# [Given request]
Output the records exactly. Include every line.

# [Listing]

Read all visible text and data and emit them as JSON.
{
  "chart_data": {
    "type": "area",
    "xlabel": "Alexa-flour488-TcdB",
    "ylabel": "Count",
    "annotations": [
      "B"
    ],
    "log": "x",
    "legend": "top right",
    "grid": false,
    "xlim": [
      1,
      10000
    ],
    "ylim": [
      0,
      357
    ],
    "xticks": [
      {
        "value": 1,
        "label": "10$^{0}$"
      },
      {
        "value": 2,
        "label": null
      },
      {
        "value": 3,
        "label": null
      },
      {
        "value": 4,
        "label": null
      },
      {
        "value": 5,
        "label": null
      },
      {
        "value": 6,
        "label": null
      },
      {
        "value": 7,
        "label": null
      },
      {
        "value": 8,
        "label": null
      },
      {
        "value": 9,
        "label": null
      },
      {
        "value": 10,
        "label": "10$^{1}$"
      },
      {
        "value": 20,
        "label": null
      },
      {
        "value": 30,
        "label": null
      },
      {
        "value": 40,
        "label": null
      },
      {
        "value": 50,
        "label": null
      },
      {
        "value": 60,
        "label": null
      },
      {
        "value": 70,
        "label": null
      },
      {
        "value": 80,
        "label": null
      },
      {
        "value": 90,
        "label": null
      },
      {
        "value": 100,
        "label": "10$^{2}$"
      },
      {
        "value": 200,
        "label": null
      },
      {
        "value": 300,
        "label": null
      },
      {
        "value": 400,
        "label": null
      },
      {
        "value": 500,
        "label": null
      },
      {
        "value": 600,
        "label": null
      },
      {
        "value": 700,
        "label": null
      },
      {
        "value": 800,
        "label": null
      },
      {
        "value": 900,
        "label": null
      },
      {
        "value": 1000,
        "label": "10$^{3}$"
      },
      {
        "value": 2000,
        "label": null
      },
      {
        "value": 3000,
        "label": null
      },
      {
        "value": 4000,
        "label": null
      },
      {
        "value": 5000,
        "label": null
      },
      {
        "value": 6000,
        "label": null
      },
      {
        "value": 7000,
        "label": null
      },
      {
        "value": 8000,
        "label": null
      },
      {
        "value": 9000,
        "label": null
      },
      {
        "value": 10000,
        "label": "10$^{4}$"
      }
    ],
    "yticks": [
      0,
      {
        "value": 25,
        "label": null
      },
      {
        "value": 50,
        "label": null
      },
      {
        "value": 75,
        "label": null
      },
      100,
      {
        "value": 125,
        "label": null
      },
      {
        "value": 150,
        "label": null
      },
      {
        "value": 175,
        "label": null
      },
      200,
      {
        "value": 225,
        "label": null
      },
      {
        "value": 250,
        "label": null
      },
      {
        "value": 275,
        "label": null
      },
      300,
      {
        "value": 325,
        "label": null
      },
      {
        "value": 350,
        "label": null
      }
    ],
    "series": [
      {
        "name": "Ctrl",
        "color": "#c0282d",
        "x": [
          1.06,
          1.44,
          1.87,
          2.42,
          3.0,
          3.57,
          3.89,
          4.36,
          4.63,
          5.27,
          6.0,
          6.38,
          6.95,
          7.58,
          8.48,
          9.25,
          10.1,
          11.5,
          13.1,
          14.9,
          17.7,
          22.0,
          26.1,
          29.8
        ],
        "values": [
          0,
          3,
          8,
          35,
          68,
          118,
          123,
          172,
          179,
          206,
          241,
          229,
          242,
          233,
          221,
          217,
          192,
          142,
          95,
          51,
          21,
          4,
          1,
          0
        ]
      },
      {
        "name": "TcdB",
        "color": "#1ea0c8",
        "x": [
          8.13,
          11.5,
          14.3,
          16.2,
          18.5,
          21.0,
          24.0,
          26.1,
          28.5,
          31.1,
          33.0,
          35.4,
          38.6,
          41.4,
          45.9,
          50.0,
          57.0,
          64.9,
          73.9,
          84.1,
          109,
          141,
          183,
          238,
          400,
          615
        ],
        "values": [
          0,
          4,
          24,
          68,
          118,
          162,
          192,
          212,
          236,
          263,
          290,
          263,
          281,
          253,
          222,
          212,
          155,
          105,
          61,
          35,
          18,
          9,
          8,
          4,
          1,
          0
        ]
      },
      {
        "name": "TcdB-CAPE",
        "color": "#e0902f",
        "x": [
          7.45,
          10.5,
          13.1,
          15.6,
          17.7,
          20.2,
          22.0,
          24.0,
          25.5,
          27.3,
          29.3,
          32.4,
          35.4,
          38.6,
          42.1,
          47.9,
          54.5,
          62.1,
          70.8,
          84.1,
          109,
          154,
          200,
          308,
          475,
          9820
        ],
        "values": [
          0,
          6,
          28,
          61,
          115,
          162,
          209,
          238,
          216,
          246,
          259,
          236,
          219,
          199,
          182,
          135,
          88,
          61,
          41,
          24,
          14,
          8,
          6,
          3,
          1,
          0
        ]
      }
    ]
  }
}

# [Solution for this problem]
Read all visible text and data and emit them as JSON.
{
  "chart_data": {
    "type": "area",
    "xlabel": "Alexa-flour488-TcdB",
    "ylabel": "Count",
    "annotations": [
      "B"
    ],
    "log": "x",
    "legend": "top right",
    "grid": false,
    "xlim": [
      1,
      10000
    ],
    "ylim": [
      0,
      357
    ],
    "xticks": [
      {
        "value": 1,
        "label": "10$^{0}$"
      },
      {
        "value": 2,
        "label": null
      },
      {
        "value": 3,
        "label": null
      },
      {
        "value": 4,
        "label": null
      },
      {
        "value": 5,
        "label": null
      },
      {
        "value": 6,
        "label": null
      },
      {
        "value": 7,
        "label": null
      },
      {
        "value": 8,
        "label": null
      },
      {
        "value": 9,
        "label": null
      },
      {
        "value": 10,
        "label": "10$^{1}$"
      },
      {
        "value": 20,
        "label": null
      },
      {
        "value": 30,
        "label": null
      },
      {
        "value": 40,
        "label": null
      },
      {
        "value": 50,
        "label": null
      },
      {
        "value": 60,
        "label": null
      },
      {
        "value": 70,
        "label": null
      },
      {
        "value": 80,
        "label": null
      },
      {
        "value": 90,
        "label": null
      },
      {
        "value": 100,
        "label": "10$^{2}$"
      },
      {
        "value": 200,
        "label": null
      },
      {
        "value": 300,
        "label": null
      },
      {
        "value": 400,
        "label": null
      },
      {
        "value": 500,
        "label": null
      },
      {
        "value": 600,
        "label": null
      },
      {
        "value": 700,
        "label": null
      },
      {
        "value": 800,
        "label": null
      },
      {
        "value": 900,
        "label": null
      },
      {
        "value": 1000,
        "label": "10$^{3}$"
      },
      {
        "value": 2000,
        "label": null
      },
      {
        "value": 3000,
        "label": null
      },
      {
        "value": 4000,
        "label": null
      },
      {
        "value": 5000,
        "label": null
      },
      {
        "value": 6000,
        "label": null
      },
      {
        "value": 7000,
        "label": null
      },
      {
        "value": 8000,
        "label": null
      },
      {
        "value": 9000,
        "label": null
      },
      {
        "value": 10000,
        "label": "10$^{4}$"
      }
    ],
    "yticks": [
      0,
      {
        "value": 25,
        "label": null
      },
      {
        "value": 50,
        "label": null
      },
      {
        "value": 75,
        "label": null
      },
      100,
      {
        "value": 125,
        "label": null
      },
      {
        "value": 150,
        "label": null
      },
      {
        "value": 175,
        "label": null
      },
      200,
      {
        "value": 225,
        "label": null
      },
      {
        "value": 250,
        "label": null
      },
      {
        "value": 275,
        "label": null
      },
      300,
      {
        "value": 325,
        "label": null
      },
      {
        "value": 350,
        "label": null
      }
    ],
    "series": [
      {
        "name": "Ctrl",
        "color": "#c0282d",
        "x": [
          1.06,
          1.44,
          1.87,
          2.42,
          3.0,
          3.57,
          3.89,
          4.36,
          4.63,
          5.27,
          6.0,
          6.38,
          6.95,
          7.58,
          8.48,
          9.25,
          10.1,
          11.5,
          13.1,
          14.9,
          17.7,
          22.0,
          26.1,
          29.8
        ],
        "values": [
          0,
          3,
          8,
          35,
          68,
          118,
          123,
          172,
          179,
          206,
          241,
          229,
          242,
          233,
          221,
          217,
          192,
          142,
          95,
          51,
          21,
          4,
          1,
          0
        ]
      },
      {
        "name": "TcdB",
        "color": "#1ea0c8",
        "x": [
          8.13,
          11.5,
          14.3,
          16.2,
          18.5,
          21.0,
          24.0,
          26.1,
          28.5,
          31.1,
          33.0,
          35.4,
          38.6,
          41.4,
          45.9,
          50.0,
          57.0,
          64.9,
          73.9,
          84.1,
          109,
          141,
          183,
          238,
          400,
          615
        ],
        "values": [
          0,
          4,
          24,
          68,
          118,
          162,
          192,
          212,
          236,
          263,
          290,
          263,
          281,
          253,
          222,
          212,
          155,
          105,
          61,
          35,
          18,
          9,
          8,
          4,
          1,
          0
        ]
      },
      {
        "name": "TcdB-CAPE",
        "color": "#e0902f",
        "x": [
          7.45,
          10.5,
          13.1,
          15.6,
          17.7,
          20.2,
          22.0,
          24.0,
          25.5,
          27.3,
          29.3,
          32.4,
          35.4,
          38.6,
          42.1,
          47.9,
          54.5,
          62.1,
          70.8,
          84.1,
          109,
          154,
          200,
          308,
          475,
          9820
        ],
        "values": [
          0,
          6,
          28,
          61,
          115,
          162,
          209,
          238,
          216,
          246,
          259,
          236,
          219,
          199,
          182,
          135,
          88,
          61,
          41,
          24,
          14,
          8,
          6,
          3,
          1,
          0
        ]
      }
    ]
  }
}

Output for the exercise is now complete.